JOB: All entries are to be given again verbatim.

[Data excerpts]

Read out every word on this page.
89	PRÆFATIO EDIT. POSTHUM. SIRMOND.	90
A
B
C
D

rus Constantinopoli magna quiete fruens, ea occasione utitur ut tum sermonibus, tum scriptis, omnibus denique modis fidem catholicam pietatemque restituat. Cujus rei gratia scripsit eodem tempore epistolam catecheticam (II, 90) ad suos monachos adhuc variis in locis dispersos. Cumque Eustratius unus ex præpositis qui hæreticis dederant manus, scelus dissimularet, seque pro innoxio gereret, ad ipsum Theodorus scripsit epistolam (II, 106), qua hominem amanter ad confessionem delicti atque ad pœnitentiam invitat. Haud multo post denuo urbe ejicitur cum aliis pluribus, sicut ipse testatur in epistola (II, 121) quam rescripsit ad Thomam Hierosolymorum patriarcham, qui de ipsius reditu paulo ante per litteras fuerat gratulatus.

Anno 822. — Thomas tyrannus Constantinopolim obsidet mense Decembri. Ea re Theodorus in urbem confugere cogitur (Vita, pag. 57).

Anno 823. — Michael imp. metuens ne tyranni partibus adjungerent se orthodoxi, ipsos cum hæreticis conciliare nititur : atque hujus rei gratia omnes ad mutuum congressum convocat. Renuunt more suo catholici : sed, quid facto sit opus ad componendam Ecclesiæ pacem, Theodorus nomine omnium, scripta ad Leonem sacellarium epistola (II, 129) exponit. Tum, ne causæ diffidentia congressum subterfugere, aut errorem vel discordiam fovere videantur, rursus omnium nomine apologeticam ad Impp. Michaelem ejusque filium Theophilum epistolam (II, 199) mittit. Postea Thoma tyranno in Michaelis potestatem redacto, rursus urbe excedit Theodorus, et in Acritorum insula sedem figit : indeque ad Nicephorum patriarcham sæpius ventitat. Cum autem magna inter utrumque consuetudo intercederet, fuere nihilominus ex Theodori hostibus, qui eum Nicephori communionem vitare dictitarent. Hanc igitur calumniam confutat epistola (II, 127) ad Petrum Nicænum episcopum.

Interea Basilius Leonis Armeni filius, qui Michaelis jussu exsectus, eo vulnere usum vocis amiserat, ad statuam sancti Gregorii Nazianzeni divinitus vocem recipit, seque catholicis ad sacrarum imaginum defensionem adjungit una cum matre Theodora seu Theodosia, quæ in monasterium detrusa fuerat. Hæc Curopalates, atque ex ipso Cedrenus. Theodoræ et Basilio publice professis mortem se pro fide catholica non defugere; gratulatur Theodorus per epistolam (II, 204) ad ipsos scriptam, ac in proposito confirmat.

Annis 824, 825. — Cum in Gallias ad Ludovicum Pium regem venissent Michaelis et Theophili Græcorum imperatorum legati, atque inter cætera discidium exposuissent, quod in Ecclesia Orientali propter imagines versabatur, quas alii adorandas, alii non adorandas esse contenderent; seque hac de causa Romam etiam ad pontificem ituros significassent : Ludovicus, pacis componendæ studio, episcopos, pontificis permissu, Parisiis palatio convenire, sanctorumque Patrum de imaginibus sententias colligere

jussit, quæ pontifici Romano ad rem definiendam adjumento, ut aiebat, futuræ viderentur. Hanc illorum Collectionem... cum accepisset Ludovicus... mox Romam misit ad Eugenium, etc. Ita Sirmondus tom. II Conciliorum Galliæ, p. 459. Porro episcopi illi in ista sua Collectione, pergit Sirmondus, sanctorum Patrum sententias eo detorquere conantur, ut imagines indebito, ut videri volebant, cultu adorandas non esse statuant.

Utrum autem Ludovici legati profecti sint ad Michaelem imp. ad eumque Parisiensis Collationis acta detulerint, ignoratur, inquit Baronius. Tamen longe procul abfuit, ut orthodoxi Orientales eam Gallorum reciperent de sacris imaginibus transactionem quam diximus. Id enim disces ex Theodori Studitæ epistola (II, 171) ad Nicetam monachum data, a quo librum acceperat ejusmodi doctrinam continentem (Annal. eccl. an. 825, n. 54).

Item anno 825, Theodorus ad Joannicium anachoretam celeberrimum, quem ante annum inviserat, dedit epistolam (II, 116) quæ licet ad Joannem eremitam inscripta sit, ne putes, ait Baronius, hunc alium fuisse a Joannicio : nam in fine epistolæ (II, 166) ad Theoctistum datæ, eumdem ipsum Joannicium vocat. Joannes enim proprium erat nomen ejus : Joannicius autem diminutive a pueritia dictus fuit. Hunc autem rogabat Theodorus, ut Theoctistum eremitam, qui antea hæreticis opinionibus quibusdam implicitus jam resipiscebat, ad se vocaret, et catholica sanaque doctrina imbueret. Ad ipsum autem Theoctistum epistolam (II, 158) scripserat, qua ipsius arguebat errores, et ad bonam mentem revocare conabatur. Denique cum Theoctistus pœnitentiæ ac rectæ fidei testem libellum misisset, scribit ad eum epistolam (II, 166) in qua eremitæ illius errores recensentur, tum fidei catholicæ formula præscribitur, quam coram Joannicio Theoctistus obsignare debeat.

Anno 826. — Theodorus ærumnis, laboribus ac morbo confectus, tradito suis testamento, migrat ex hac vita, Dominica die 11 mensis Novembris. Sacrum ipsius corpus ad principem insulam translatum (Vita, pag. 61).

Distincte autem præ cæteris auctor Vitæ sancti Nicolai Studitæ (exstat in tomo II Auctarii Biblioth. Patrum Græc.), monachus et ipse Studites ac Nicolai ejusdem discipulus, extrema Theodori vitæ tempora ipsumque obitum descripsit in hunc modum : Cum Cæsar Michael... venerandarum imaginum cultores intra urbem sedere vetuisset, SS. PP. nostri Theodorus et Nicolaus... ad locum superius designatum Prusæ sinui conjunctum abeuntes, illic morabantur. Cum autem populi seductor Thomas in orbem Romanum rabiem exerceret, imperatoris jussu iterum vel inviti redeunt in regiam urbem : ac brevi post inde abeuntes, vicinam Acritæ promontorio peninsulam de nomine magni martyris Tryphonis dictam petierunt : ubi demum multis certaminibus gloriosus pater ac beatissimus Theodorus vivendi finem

FINISHED TASK:
Read out every word on this page.
89	PRÆFATIO EDIT. POSTHUM. SIRMOND.	90
A
B
C
D

rus Constantinopoli magna quiete fruens, ea occasione utitur ut tum sermonibus, tum scriptis, omnibus denique modis fidem catholicam pietatemque restituat. Cujus rei gratia scripsit eodem tempore epistolam catecheticam (II, 90) ad suos monachos adhuc variis in locis dispersos. Cumque Eustratius unus ex præpositis qui hæreticis dederant manus, scelus dissimularet, seque pro innoxio gereret, ad ipsum Theodorus scripsit epistolam (II, 106), qua hominem amanter ad confessionem delicti atque ad pœnitentiam invitat. Haud multo post denuo urbe ejicitur cum aliis pluribus, sicut ipse testatur in epistola (II, 121) quam rescripsit ad Thomam Hierosolymorum patriarcham, qui de ipsius reditu paulo ante per litteras fuerat gratulatus.

Anno 822. — Thomas tyrannus Constantinopolim obsidet mense Decembri. Ea re Theodorus in urbem confugere cogitur (Vita, pag. 57).

Anno 823. — Michael imp. metuens ne tyranni partibus adjungerent se orthodoxi, ipsos cum hæreticis conciliare nititur : atque hujus rei gratia omnes ad mutuum congressum convocat. Renuunt more suo catholici : sed, quid facto sit opus ad componendam Ecclesiæ pacem, Theodorus nomine omnium, scripta ad Leonem sacellarium epistola (II, 129) exponit. Tum, ne causæ diffidentia congressum subterfugere, aut errorem vel discordiam fovere videantur, rursus omnium nomine apologeticam ad Impp. Michaelem ejusque filium Theophilum epistolam (II, 199) mittit. Postea Thoma tyranno in Michaelis potestatem redacto, rursus urbe excedit Theodorus, et in Acritorum insula sedem figit : indeque ad Nicephorum patriarcham sæpius ventitat. Cum autem magna inter utrumque consuetudo intercederet, fuere nihilominus ex Theodori hostibus, qui eum Nicephori communionem vitare dictitarent. Hanc igitur calumniam confutat epistola (II, 127) ad Petrum Nicænum episcopum.

Interea Basilius Leonis Armeni filius, qui Michaelis jussu exsectus, eo vulnere usum vocis amiserat, ad statuam sancti Gregorii Nazianzeni divinitus vocem recipit, seque catholicis ad sacrarum imaginum defensionem adjungit una cum matre Theodora seu Theodosia, quæ in monasterium detrusa fuerat. Hæc Curopalates, atque ex ipso Cedrenus. Theodoræ et Basilio publice professis mortem se pro fide catholica non defugere; gratulatur Theodorus per epistolam (II, 204) ad ipsos scriptam, ac in proposito confirmat.

Annis 824, 825. — Cum in Gallias ad Ludovicum Pium regem venissent Michaelis et Theophili Græcorum imperatorum legati, atque inter cætera discidium exposuissent, quod in Ecclesia Orientali propter imagines versabatur, quas alii adorandas, alii non adorandas esse contenderent; seque hac de causa Romam etiam ad pontificem ituros significassent : Ludovicus, pacis componendæ studio, episcopos, pontificis permissu, Parisiis palatio convenire, sanctorumque Patrum de imaginibus sententias colligere

jussit, quæ pontifici Romano ad rem definiendam adjumento, ut aiebat, futuræ viderentur. Hanc illorum Collectionem... cum accepisset Ludovicus... mox Romam misit ad Eugenium, etc. Ita Sirmondus tom. II Conciliorum Galliæ, p. 459. Porro episcopi illi in ista sua Collectione, pergit Sirmondus, sanctorum Patrum sententias eo detorquere conantur, ut imagines indebito, ut videri volebant, cultu adorandas non esse statuant.

Utrum autem Ludovici legati profecti sint ad Michaelem imp. ad eumque Parisiensis Collationis acta detulerint, ignoratur, inquit Baronius. Tamen longe procul abfuit, ut orthodoxi Orientales eam Gallorum reciperent de sacris imaginibus transactionem quam diximus. Id enim disces ex Theodori Studitæ epistola (II, 171) ad Nicetam monachum data, a quo librum acceperat ejusmodi doctrinam continentem (Annal. eccl. an. 825, n. 54).

Item anno 825, Theodorus ad Joannicium anachoretam celeberrimum, quem ante annum inviserat, dedit epistolam (II, 116) quæ licet ad Joannem eremitam inscripta sit, ne putes, ait Baronius, hunc alium fuisse a Joannicio : nam in fine epistolæ (II, 166) ad Theoctistum datæ, eumdem ipsum Joannicium vocat. Joannes enim proprium erat nomen ejus : Joannicius autem diminutive a pueritia dictus fuit. Hunc autem rogabat Theodorus, ut Theoctistum eremitam, qui antea hæreticis opinionibus quibusdam implicitus jam resipiscebat, ad se vocaret, et catholica sanaque doctrina imbueret. Ad ipsum autem Theoctistum epistolam (II, 158) scripserat, qua ipsius arguebat errores, et ad bonam mentem revocare conabatur. Denique cum Theoctistus pœnitentiæ ac rectæ fidei testem libellum misisset, scribit ad eum epistolam (II, 166) in qua eremitæ illius errores recensentur, tum fidei catholicæ formula præscribitur, quam coram Joannicio Theoctistus obsignare debeat.

Anno 826. — Theodorus ærumnis, laboribus ac morbo confectus, tradito suis testamento, migrat ex hac vita, Dominica die 11 mensis Novembris. Sacrum ipsius corpus ad principem insulam translatum (Vita, pag. 61).

Distincte autem præ cæteris auctor Vitæ sancti Nicolai Studitæ (exstat in tomo II Auctarii Biblioth. Patrum Græc.), monachus et ipse Studites ac Nicolai ejusdem discipulus, extrema Theodori vitæ tempora ipsumque obitum descripsit in hunc modum : Cum Cæsar Michael... venerandarum imaginum cultores intra urbem sedere vetuisset, SS. PP. nostri Theodorus et Nicolaus... ad locum superius designatum Prusæ sinui conjunctum abeuntes, illic morabantur. Cum autem populi seductor Thomas in orbem Romanum rabiem exerceret, imperatoris jussu iterum vel inviti redeunt in regiam urbem : ac brevi post inde abeuntes, vicinam Acritæ promontorio peninsulam de nomine magni martyris Tryphonis dictam petierunt : ubi demum multis certaminibus gloriosus pater ac beatissimus Theodorus vivendi finem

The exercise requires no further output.